Record list:
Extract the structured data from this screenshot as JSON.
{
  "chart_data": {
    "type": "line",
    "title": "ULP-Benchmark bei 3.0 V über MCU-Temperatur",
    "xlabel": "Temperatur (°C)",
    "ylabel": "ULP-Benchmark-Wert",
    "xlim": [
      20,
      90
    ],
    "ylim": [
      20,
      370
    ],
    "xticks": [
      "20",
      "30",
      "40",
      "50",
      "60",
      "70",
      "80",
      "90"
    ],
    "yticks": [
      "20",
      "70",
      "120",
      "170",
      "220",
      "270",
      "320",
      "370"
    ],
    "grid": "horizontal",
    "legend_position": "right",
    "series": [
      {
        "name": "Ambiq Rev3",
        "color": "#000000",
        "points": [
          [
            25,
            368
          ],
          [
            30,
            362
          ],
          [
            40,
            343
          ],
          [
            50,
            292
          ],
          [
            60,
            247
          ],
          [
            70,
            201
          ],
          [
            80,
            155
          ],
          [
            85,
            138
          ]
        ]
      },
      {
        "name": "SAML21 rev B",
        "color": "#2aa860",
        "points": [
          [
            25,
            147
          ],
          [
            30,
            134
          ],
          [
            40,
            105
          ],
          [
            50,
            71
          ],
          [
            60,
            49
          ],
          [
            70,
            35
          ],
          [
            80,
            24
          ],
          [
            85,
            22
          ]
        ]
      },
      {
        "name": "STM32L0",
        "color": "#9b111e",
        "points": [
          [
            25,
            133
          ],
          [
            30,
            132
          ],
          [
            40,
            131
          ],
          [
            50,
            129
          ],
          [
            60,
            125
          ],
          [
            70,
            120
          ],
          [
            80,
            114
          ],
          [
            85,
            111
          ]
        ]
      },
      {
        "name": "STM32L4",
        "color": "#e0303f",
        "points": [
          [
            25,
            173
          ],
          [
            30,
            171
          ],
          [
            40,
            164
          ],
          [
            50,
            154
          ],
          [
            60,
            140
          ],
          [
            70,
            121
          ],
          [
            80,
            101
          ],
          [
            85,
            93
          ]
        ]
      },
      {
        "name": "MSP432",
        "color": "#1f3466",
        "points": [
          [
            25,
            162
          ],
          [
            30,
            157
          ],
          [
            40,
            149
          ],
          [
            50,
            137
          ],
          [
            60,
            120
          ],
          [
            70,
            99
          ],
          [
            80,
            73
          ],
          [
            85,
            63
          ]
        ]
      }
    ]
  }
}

Written problem: Locate the lines above that contain "color" and copy them.

Answer for the task:
        "color": "#000000",
        "color": "#2aa860",
        "color": "#9b111e",
        "color": "#e0303f",
        "color": "#1f3466",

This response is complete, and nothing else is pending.